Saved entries
>>

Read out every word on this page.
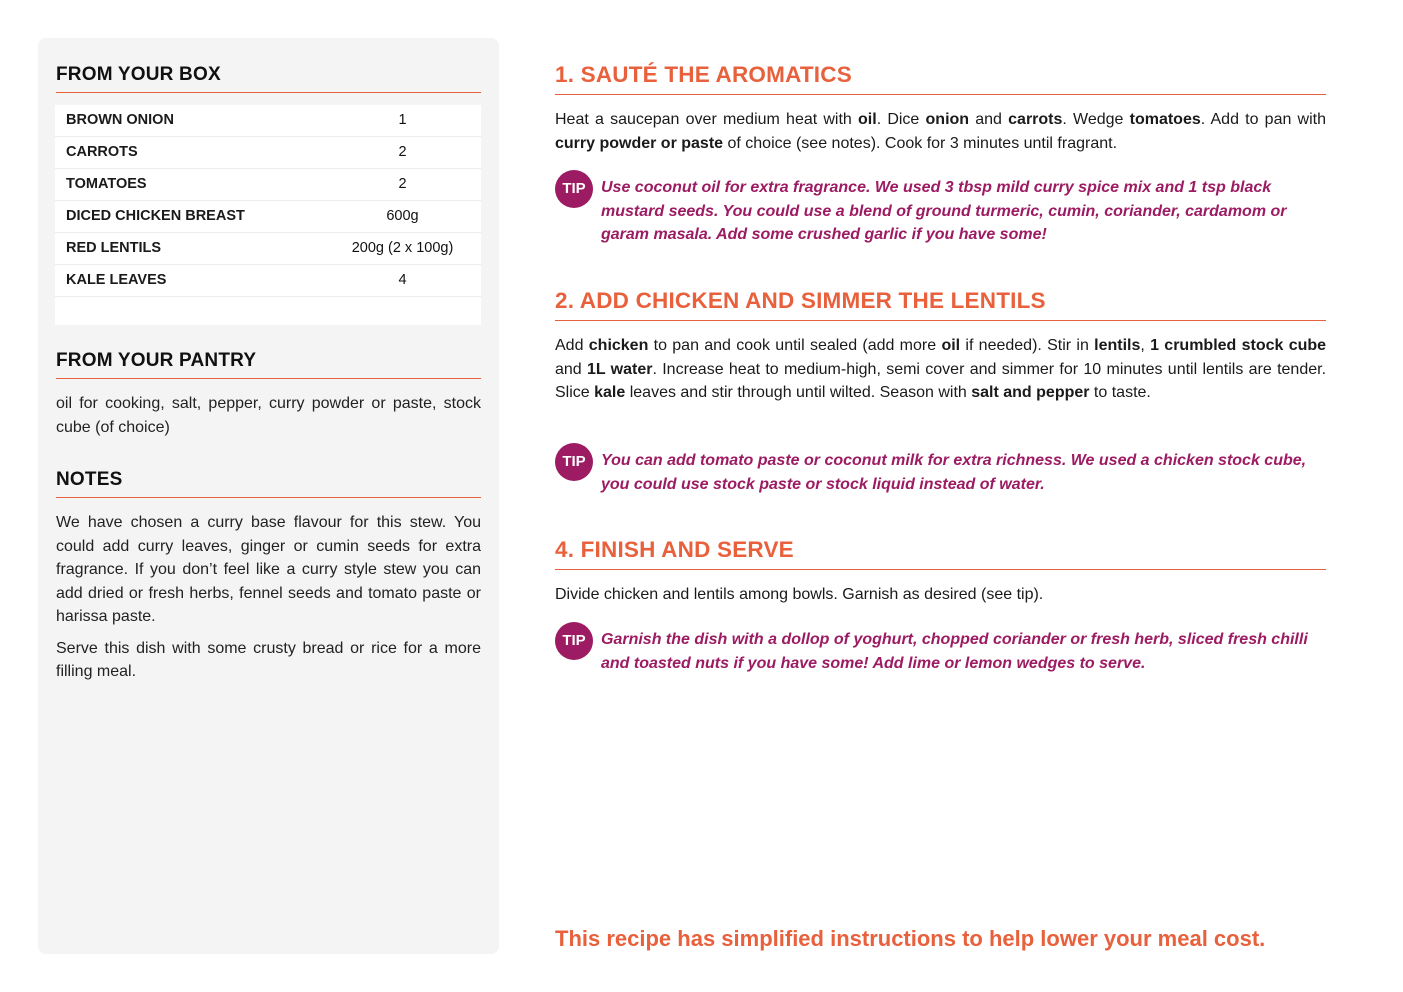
FROM YOUR BOX
BROWN ONION	1
CARROTS	2
TOMATOES	2
DICED CHICKEN BREAST	600g
RED LENTILS	200g (2 x 100g)
KALE LEAVES	4
FROM YOUR PANTRY

oil for cooking, salt, pepper, curry powder or paste, stock cube (of choice)

NOTES

We have chosen a curry base flavour for this stew. You could add curry leaves, ginger or cumin seeds for extra fragrance. If you don’t feel like a curry style stew you can add dried or fresh herbs, fennel seeds and tomato paste or harissa paste.

Serve this dish with some crusty bread or rice for a more filling meal.

1. SAUTÉ THE AROMATICS
Heat a saucepan over medium heat with oil. Dice onion and carrots. Wedge tomatoes. Add to pan with curry powder or paste of choice (see notes). Cook for 3 minutes until fragrant.
TIP Use coconut oil for extra fragrance. We used 3 tbsp mild curry spice mix and 1 tsp black mustard seeds. You could use a blend of ground turmeric, cumin, coriander, cardamom or garam masala. Add some crushed garlic if you have some!
2. ADD CHICKEN AND SIMMER THE LENTILS
Add chicken to pan and cook until sealed (add more oil if needed). Stir in lentils, 1 crumbled stock cube and 1L water. Increase heat to medium-high, semi cover and simmer for 10 minutes until lentils are tender. Slice kale leaves and stir through until wilted. Season with salt and pepper to taste.
TIP You can add tomato paste or coconut milk for extra richness. We used a chicken stock cube, you could use stock paste or stock liquid instead of water.
4. FINISH AND SERVE
Divide chicken and lentils among bowls. Garnish as desired (see tip).
TIP Garnish the dish with a dollop of yoghurt, chopped coriander or fresh herb, sliced fresh chilli and toasted nuts if you have some! Add lime or lemon wedges to serve.
This recipe has simplified instructions to help lower your meal cost.
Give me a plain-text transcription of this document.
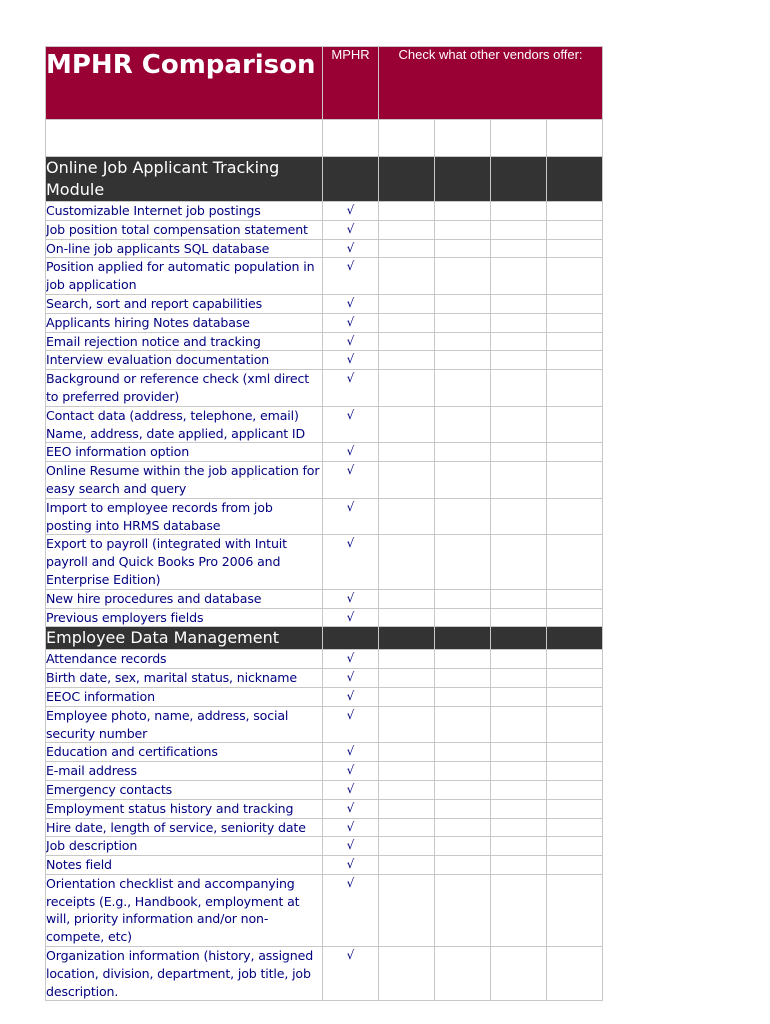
MPHR Comparison	MPHR	Check what other vendors offer:			

Online Job Applicant Tracking Module					
Customizable Internet job postings	√				
Job position total compensation statement	√				
On-line job applicants SQL database	√				
Position applied for automatic population in job application	√				
Search, sort and report capabilities	√				
Applicants hiring Notes database	√				
Email rejection notice and tracking	√				
Interview evaluation documentation	√				
Background or reference check (xml direct to preferred provider)	√				
Contact data (address, telephone, email) Name, address, date applied, applicant ID	√				
EEO information option	√				
Online Resume within the job application for easy search and query	√				
Import to employee records from job posting into HRMS database	√				
Export to payroll (integrated with Intuit payroll and Quick Books Pro 2006 and Enterprise Edition)	√				
New hire procedures and database	√				
Previous employers fields	√				
Employee Data Management					
Attendance records	√				
Birth date, sex, marital status, nickname	√				
EEOC information	√				
Employee photo, name, address, social security number	√				
Education and certifications	√				
E-mail address	√				
Emergency contacts	√				
Employment status history and tracking	√				
Hire date, length of service, seniority date	√				
Job description	√				
Notes field	√				
Orientation checklist and accompanying receipts (E.g., Handbook, employment at will, priority information and/or non-compete, etc)	√				
Organization information (history, assigned location, division, department, job title, job description.	√				
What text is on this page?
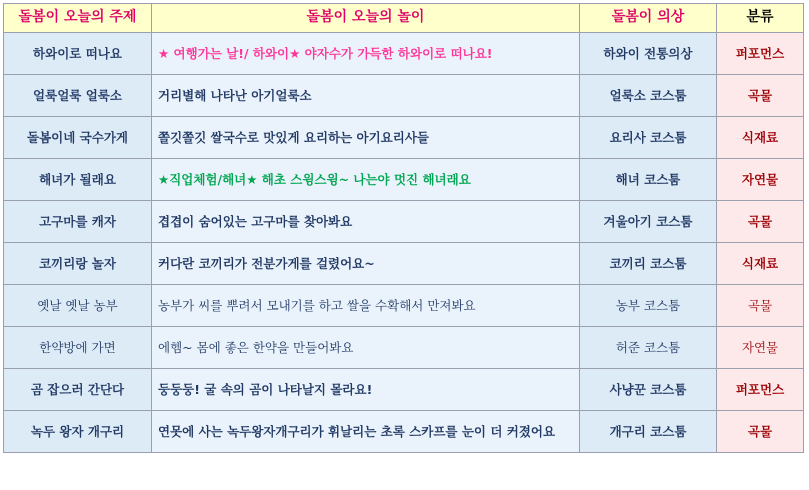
돌봄이 오늘의 주제	돌봄이 오늘의 놀이	돌봄이 의상	분류
하와이로 떠나요	★ 여행가는 날!/ 하와이★ 야자수가 가득한 하와이로 떠나요!	하와이 전통의상	퍼포먼스
얼룩얼룩 얼룩소	거리별해 나타난 아기얼룩소	얼룩소 코스툼	곡물
돌봄이네 국수가게	쫄깃쫄깃 쌀국수로 맛있게 요리하는 아기요리사들	요리사 코스툼	식재료
해녀가 될래요	★직업체험/해녀★ 해초 스윙스윙~ 나는야 멋진 해녀래요	해녀 코스툼	자연물
고구마를 캐자	겹겹이 숨어있는 고구마를 찾아봐요	겨울아기 코스툼	곡물
코끼리랑 놀자	커다란 코끼리가 전분가게를 걸렸어요~	코끼리 코스툼	식재료
옛날 옛날 농부	농부가 씨를 뿌려서 모내기를 하고 쌀을 수확해서 만져봐요	농부 코스툼	곡물
한약방에 가면	에헴~ 몸에 좋은 한약을 만들어봐요	허준 코스툼	자연물
곰 잡으러 간단다	둥둥둥! 굴 속의 곰이 나타날지 몰라요!	사냥꾼 코스툼	퍼포먼스
녹두 왕자 개구리	연못에 사는 녹두왕자개구리가 휘날리는 초록 스카프를 눈이 더 커졌어요	개구리 코스툼	곡물
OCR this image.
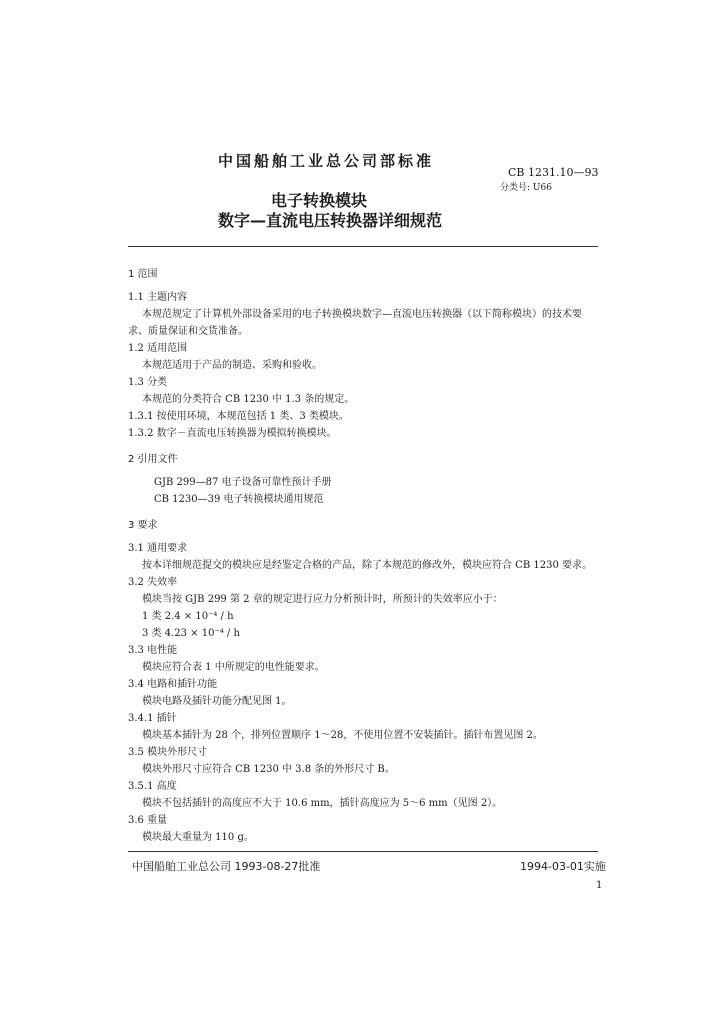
中国船舶工业总公司部标准
CB 1231.10—93
分类号: U66
电子转换模块
数字—直流电压转换器详细规范
1 范围
1.1 主题内容
本规范规定了计算机外部设备采用的电子转换模块数字—直流电压转换器（以下简称模块）的技术要
求、质量保证和交货准备。
1.2 适用范围
本规范适用于产品的制造、采购和验收。
1.3 分类
本规范的分类符合 CB 1230 中 1.3 条的规定。
1.3.1 按使用环境，本规范包括 1 类、3 类模块。
1.3.2 数字－直流电压转换器为模拟转换模块。
2 引用文件
GJB 299—87 电子设备可靠性预计手册
CB 1230—39 电子转换模块通用规范
3 要求
3.1 通用要求
按本详细规范提交的模块应是经鉴定合格的产品，除了本规范的修改外，模块应符合 CB 1230 要求。
3.2 失效率
模块当按 GJB 299 第 2 章的规定进行应力分析预计时，所预计的失效率应小于：
1 类 2.4 × 10⁻⁴ / h
3 类 4.23 × 10⁻⁴ / h
3.3 电性能
模块应符合表 1 中所规定的电性能要求。
3.4 电路和插针功能
模块电路及插针功能分配见图 1。
3.4.1 插针
模块基本插针为 28 个，排列位置顺序 1～28，不使用位置不安装插针。插针布置见图 2。
3.5 模块外形尺寸
模块外形尺寸应符合 CB 1230 中 3.8 条的外形尺寸 B。
3.5.1 高度
模块不包括插针的高度应不大于 10.6 mm，插针高度应为 5～6 mm（见图 2）。
3.6 重量
模块最大重量为 110 g。
中国船舶工业总公司 1993-08-27批准	1994-03-01实施
1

<<

• Aim: Repeat the preceding records precisely, and leave every picture out of the copy.

• Exercise response:
Read out every word on this page.
FROM YOUR BOX
BROWN ONION	1
CARROTS	2
TOMATOES	2
DICED CHICKEN BREAST	600g
RED LENTILS	200g (2 x 100g)
KALE LEAVES	4
FROM YOUR PANTRY

oil for cooking, salt, pepper, curry powder or paste, stock cube (of choice)

NOTES

We have chosen a curry base flavour for this stew. You could add curry leaves, ginger or cumin seeds for extra fragrance. If you don’t feel like a curry style stew you can add dried or fresh herbs, fennel seeds and tomato paste or harissa paste.

Serve this dish with some crusty bread or rice for a more filling meal.

1. SAUTÉ THE AROMATICS
Heat a saucepan over medium heat with oil. Dice onion and carrots. Wedge tomatoes. Add to pan with curry powder or paste of choice (see notes). Cook for 3 minutes until fragrant.
TIP Use coconut oil for extra fragrance. We used 3 tbsp mild curry spice mix and 1 tsp black mustard seeds. You could use a blend of ground turmeric, cumin, coriander, cardamom or garam masala. Add some crushed garlic if you have some!
2. ADD CHICKEN AND SIMMER THE LENTILS
Add chicken to pan and cook until sealed (add more oil if needed). Stir in lentils, 1 crumbled stock cube and 1L water. Increase heat to medium-high, semi cover and simmer for 10 minutes until lentils are tender. Slice kale leaves and stir through until wilted. Season with salt and pepper to taste.
TIP You can add tomato paste or coconut milk for extra richness. We used a chicken stock cube, you could use stock paste or stock liquid instead of water.
4. FINISH AND SERVE
Divide chicken and lentils among bowls. Garnish as desired (see tip).
TIP Garnish the dish with a dollop of yoghurt, chopped coriander or fresh herb, sliced fresh chilli and toasted nuts if you have some! Add lime or lemon wedges to serve.
This recipe has simplified instructions to help lower your meal cost.
Give me a plain-text transcription of this document.
MPHR Comparison	MPHR	Check what other vendors offer:			

Online Job Applicant Tracking Module					
Customizable Internet job postings	√				
Job position total compensation statement	√				
On-line job applicants SQL database	√				
Position applied for automatic population in job application	√				
Search, sort and report capabilities	√				
Applicants hiring Notes database	√				
Email rejection notice and tracking	√				
Interview evaluation documentation	√				
Background or reference check (xml direct to preferred provider)	√				
Contact data (address, telephone, email) Name, address, date applied, applicant ID	√				
EEO information option	√				
Online Resume within the job application for easy search and query	√				
Import to employee records from job posting into HRMS database	√				
Export to payroll (integrated with Intuit payroll and Quick Books Pro 2006 and Enterprise Edition)	√				
New hire procedures and database	√				
Previous employers fields	√				
Employee Data Management					
Attendance records	√				
Birth date, sex, marital status, nickname	√				
EEOC information	√				
Employee photo, name, address, social security number	√				
Education and certifications	√				
E-mail address	√				
Emergency contacts	√				
Employment status history and tracking	√				
Hire date, length of service, seniority date	√				
Job description	√				
Notes field	√				
Orientation checklist and accompanying receipts (E.g., Handbook, employment at will, priority information and/or non-compete, etc)	√				
Organization information (history, assigned location, division, department, job title, job description.	√				
What text is on this page?
돌봄이 오늘의 주제	돌봄이 오늘의 놀이	돌봄이 의상	분류
하와이로 떠나요	★ 여행가는 날!/ 하와이★ 야자수가 가득한 하와이로 떠나요!	하와이 전통의상	퍼포먼스
얼룩얼룩 얼룩소	거리별해 나타난 아기얼룩소	얼룩소 코스툼	곡물
돌봄이네 국수가게	쫄깃쫄깃 쌀국수로 맛있게 요리하는 아기요리사들	요리사 코스툼	식재료
해녀가 될래요	★직업체험/해녀★ 해초 스윙스윙~ 나는야 멋진 해녀래요	해녀 코스툼	자연물
고구마를 캐자	겹겹이 숨어있는 고구마를 찾아봐요	겨울아기 코스툼	곡물
코끼리랑 놀자	커다란 코끼리가 전분가게를 걸렸어요~	코끼리 코스툼	식재료
옛날 옛날 농부	농부가 씨를 뿌려서 모내기를 하고 쌀을 수확해서 만져봐요	농부 코스툼	곡물
한약방에 가면	에헴~ 몸에 좋은 한약을 만들어봐요	허준 코스툼	자연물
곰 잡으러 간단다	둥둥둥! 굴 속의 곰이 나타날지 몰라요!	사냥꾼 코스툼	퍼포먼스
녹두 왕자 개구리	연못에 사는 녹두왕자개구리가 휘날리는 초록 스카프를 눈이 더 커졌어요	개구리 코스툼	곡물
OCR this image.
中国船舶工业总公司部标准
CB 1231.10—93
分类号: U66
电子转换模块
数字—直流电压转换器详细规范
1 范围
1.1 主题内容
本规范规定了计算机外部设备采用的电子转换模块数字—直流电压转换器（以下简称模块）的技术要
求、质量保证和交货准备。
1.2 适用范围
本规范适用于产品的制造、采购和验收。
1.3 分类
本规范的分类符合 CB 1230 中 1.3 条的规定。
1.3.1 按使用环境，本规范包括 1 类、3 类模块。
1.3.2 数字－直流电压转换器为模拟转换模块。
2 引用文件
GJB 299—87 电子设备可靠性预计手册
CB 1230—39 电子转换模块通用规范
3 要求
3.1 通用要求
按本详细规范提交的模块应是经鉴定合格的产品，除了本规范的修改外，模块应符合 CB 1230 要求。
3.2 失效率
模块当按 GJB 299 第 2 章的规定进行应力分析预计时，所预计的失效率应小于：
1 类 2.4 × 10⁻⁴ / h
3 类 4.23 × 10⁻⁴ / h
3.3 电性能
模块应符合表 1 中所规定的电性能要求。
3.4 电路和插针功能
模块电路及插针功能分配见图 1。
3.4.1 插针
模块基本插针为 28 个，排列位置顺序 1～28，不使用位置不安装插针。插针布置见图 2。
3.5 模块外形尺寸
模块外形尺寸应符合 CB 1230 中 3.8 条的外形尺寸 B。
3.5.1 高度
模块不包括插针的高度应不大于 10.6 mm，插针高度应为 5～6 mm（见图 2）。
3.6 重量
模块最大重量为 110 g。
中国船舶工业总公司 1993-08-27批准	1994-03-01实施
1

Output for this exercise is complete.